Keep every line where the word "同比增长" appears; drop the rest.

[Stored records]
········
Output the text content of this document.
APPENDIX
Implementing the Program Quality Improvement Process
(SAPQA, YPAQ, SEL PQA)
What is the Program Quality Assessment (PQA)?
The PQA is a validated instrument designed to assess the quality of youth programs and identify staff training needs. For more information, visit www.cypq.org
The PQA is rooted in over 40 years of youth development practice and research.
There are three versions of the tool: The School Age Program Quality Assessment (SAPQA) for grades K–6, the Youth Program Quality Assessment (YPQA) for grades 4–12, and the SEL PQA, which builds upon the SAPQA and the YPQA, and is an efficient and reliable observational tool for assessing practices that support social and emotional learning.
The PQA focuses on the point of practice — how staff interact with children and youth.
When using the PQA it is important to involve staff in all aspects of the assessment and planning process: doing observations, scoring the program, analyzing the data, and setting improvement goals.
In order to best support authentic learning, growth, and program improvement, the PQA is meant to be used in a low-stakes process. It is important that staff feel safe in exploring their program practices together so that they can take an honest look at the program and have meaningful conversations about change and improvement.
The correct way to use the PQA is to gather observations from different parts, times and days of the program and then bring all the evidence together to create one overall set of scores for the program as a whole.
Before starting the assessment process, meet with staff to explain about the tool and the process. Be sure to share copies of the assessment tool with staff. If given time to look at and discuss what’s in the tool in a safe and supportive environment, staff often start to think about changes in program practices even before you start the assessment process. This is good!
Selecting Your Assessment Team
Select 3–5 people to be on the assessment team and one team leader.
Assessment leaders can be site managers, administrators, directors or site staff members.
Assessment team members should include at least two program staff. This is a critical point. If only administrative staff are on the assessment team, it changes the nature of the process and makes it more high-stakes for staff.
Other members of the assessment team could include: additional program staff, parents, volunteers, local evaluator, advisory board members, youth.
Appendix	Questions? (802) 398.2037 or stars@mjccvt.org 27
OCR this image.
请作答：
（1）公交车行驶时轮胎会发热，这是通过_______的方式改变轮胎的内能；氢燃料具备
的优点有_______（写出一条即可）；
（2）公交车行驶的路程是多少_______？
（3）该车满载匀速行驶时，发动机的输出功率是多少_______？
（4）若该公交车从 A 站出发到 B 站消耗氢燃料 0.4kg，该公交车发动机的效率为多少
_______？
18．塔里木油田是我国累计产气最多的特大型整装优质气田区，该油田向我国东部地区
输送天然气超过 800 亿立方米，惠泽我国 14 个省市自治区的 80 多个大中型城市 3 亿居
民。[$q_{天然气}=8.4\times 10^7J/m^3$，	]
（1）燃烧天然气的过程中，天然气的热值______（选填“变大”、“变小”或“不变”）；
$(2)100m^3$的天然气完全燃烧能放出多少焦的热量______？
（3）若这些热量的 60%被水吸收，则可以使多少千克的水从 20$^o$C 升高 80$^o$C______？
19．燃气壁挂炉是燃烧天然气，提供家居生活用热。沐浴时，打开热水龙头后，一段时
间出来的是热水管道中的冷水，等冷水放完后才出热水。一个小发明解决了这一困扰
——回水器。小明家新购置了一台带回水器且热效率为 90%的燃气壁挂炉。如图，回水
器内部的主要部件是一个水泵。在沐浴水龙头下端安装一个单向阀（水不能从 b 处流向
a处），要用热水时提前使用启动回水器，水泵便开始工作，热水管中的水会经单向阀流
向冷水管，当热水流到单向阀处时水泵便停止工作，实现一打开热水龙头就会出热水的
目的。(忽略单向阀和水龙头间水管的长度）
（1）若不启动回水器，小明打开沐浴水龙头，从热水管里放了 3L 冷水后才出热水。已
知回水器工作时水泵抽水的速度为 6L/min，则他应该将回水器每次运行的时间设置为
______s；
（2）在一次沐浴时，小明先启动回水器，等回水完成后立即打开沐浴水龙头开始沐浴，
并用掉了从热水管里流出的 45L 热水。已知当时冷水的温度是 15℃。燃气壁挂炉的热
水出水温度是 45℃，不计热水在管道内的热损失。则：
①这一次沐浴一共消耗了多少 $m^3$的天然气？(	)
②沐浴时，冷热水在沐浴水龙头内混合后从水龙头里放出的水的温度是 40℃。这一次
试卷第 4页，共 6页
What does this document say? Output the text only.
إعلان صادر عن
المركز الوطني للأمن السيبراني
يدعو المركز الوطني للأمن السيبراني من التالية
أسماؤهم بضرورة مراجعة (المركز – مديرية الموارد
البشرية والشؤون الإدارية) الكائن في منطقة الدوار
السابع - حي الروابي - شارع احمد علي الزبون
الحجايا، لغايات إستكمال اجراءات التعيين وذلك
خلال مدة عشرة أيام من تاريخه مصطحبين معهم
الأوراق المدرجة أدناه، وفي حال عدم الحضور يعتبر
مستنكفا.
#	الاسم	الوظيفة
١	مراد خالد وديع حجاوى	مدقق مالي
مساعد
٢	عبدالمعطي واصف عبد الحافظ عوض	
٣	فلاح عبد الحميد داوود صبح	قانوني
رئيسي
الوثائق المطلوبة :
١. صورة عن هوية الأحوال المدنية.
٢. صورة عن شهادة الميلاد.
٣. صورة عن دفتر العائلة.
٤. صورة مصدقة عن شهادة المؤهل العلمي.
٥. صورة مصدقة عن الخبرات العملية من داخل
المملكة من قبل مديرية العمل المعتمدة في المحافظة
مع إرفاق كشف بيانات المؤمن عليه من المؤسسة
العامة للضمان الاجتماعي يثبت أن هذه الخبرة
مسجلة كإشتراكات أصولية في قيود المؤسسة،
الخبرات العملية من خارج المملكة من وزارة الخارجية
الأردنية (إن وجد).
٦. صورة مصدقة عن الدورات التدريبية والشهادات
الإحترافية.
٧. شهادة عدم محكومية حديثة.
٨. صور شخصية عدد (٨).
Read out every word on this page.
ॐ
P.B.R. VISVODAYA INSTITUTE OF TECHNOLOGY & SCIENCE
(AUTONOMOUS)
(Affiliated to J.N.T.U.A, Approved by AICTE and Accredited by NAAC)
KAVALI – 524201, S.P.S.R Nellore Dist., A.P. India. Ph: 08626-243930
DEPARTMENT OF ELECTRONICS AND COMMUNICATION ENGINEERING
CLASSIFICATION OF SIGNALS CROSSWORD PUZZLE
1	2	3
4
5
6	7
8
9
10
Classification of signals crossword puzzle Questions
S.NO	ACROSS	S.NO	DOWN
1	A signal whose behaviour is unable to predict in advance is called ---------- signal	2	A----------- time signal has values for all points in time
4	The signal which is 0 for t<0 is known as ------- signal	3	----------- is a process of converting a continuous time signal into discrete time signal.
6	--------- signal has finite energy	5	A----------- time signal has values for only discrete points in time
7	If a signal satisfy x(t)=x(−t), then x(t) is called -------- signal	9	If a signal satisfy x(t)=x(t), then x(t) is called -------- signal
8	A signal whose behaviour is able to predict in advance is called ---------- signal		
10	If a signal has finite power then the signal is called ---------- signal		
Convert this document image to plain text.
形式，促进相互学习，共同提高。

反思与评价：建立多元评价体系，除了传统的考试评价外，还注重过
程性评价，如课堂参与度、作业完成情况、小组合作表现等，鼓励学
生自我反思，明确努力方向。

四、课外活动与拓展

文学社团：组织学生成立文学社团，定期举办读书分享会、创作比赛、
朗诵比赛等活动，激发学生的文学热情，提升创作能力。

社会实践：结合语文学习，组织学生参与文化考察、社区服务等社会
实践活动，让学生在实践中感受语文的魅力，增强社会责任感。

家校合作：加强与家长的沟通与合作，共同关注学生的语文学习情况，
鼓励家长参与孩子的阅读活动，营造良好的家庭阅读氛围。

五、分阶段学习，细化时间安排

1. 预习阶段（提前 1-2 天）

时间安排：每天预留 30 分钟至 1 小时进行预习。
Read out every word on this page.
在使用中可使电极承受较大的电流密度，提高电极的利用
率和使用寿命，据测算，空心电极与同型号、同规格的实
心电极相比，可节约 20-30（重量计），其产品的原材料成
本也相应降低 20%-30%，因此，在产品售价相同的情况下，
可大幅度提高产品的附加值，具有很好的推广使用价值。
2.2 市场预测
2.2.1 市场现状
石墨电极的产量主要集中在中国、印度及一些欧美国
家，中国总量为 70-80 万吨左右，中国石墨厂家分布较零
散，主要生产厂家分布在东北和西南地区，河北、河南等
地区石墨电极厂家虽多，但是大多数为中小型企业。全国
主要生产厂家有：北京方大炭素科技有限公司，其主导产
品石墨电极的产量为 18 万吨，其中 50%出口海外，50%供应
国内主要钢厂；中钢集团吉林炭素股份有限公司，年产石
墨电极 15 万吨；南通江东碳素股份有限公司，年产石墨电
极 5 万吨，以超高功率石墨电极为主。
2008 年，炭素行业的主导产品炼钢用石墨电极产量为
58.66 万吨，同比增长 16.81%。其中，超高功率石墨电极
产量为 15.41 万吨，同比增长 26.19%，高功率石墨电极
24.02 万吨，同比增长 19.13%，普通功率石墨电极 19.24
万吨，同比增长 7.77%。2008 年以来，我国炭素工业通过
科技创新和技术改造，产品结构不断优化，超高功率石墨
········
» Written response:
58.66 万吨，同比增长 16.81%。其中，超高功率石墨电极
产量为 15.41 万吨，同比增长 26.19%，高功率石墨电极
24.02 万吨，同比增长 19.13%，普通功率石墨电极 19.24
万吨，同比增长 7.77%。2008 年以来，我国炭素工业通过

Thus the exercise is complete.